____ MATERIAL
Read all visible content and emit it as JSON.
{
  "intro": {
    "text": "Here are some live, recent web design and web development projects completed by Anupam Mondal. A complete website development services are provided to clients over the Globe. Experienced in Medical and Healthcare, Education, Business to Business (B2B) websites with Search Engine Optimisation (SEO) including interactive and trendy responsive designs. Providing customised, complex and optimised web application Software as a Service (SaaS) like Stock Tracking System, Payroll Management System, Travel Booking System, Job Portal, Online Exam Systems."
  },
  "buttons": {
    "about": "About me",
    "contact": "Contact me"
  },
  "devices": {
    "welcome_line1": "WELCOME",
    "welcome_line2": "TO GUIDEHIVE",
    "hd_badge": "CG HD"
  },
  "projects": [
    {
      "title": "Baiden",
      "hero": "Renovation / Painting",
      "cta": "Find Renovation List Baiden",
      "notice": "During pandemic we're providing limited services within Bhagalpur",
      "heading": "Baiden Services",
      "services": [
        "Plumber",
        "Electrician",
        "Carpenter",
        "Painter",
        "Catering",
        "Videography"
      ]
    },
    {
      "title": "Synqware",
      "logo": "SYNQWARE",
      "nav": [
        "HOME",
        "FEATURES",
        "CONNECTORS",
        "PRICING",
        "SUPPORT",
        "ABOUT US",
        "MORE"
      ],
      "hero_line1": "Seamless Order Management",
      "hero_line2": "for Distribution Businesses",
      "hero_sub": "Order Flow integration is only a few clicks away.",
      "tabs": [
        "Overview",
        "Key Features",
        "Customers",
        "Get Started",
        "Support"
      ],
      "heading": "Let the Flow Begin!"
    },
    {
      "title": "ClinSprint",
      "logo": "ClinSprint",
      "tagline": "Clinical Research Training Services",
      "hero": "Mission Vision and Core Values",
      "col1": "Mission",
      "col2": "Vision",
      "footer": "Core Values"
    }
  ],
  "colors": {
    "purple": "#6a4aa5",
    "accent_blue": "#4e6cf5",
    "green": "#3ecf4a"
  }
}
________
» TASK INSTRUCTIONS: Word for word, quote all of the data above.

» OUTPUT FOR THIS TASK:
Read all visible content and emit it as JSON.
{
  "intro": {
    "text": "Here are some live, recent web design and web development projects completed by Anupam Mondal. A complete website development services are provided to clients over the Globe. Experienced in Medical and Healthcare, Education, Business to Business (B2B) websites with Search Engine Optimisation (SEO) including interactive and trendy responsive designs. Providing customised, complex and optimised web application Software as a Service (SaaS) like Stock Tracking System, Payroll Management System, Travel Booking System, Job Portal, Online Exam Systems."
  },
  "buttons": {
    "about": "About me",
    "contact": "Contact me"
  },
  "devices": {
    "welcome_line1": "WELCOME",
    "welcome_line2": "TO GUIDEHIVE",
    "hd_badge": "CG HD"
  },
  "projects": [
    {
      "title": "Baiden",
      "hero": "Renovation / Painting",
      "cta": "Find Renovation List Baiden",
      "notice": "During pandemic we're providing limited services within Bhagalpur",
      "heading": "Baiden Services",
      "services": [
        "Plumber",
        "Electrician",
        "Carpenter",
        "Painter",
        "Catering",
        "Videography"
      ]
    },
    {
      "title": "Synqware",
      "logo": "SYNQWARE",
      "nav": [
        "HOME",
        "FEATURES",
        "CONNECTORS",
        "PRICING",
        "SUPPORT",
        "ABOUT US",
        "MORE"
      ],
      "hero_line1": "Seamless Order Management",
      "hero_line2": "for Distribution Businesses",
      "hero_sub": "Order Flow integration is only a few clicks away.",
      "tabs": [
        "Overview",
        "Key Features",
        "Customers",
        "Get Started",
        "Support"
      ],
      "heading": "Let the Flow Begin!"
    },
    {
      "title": "ClinSprint",
      "logo": "ClinSprint",
      "tagline": "Clinical Research Training Services",
      "hero": "Mission Vision and Core Values",
      "col1": "Mission",
      "col2": "Vision",
      "footer": "Core Values"
    }
  ],
  "colors": {
    "purple": "#6a4aa5",
    "accent_blue": "#4e6cf5",
    "green": "#3ecf4a"
  }
}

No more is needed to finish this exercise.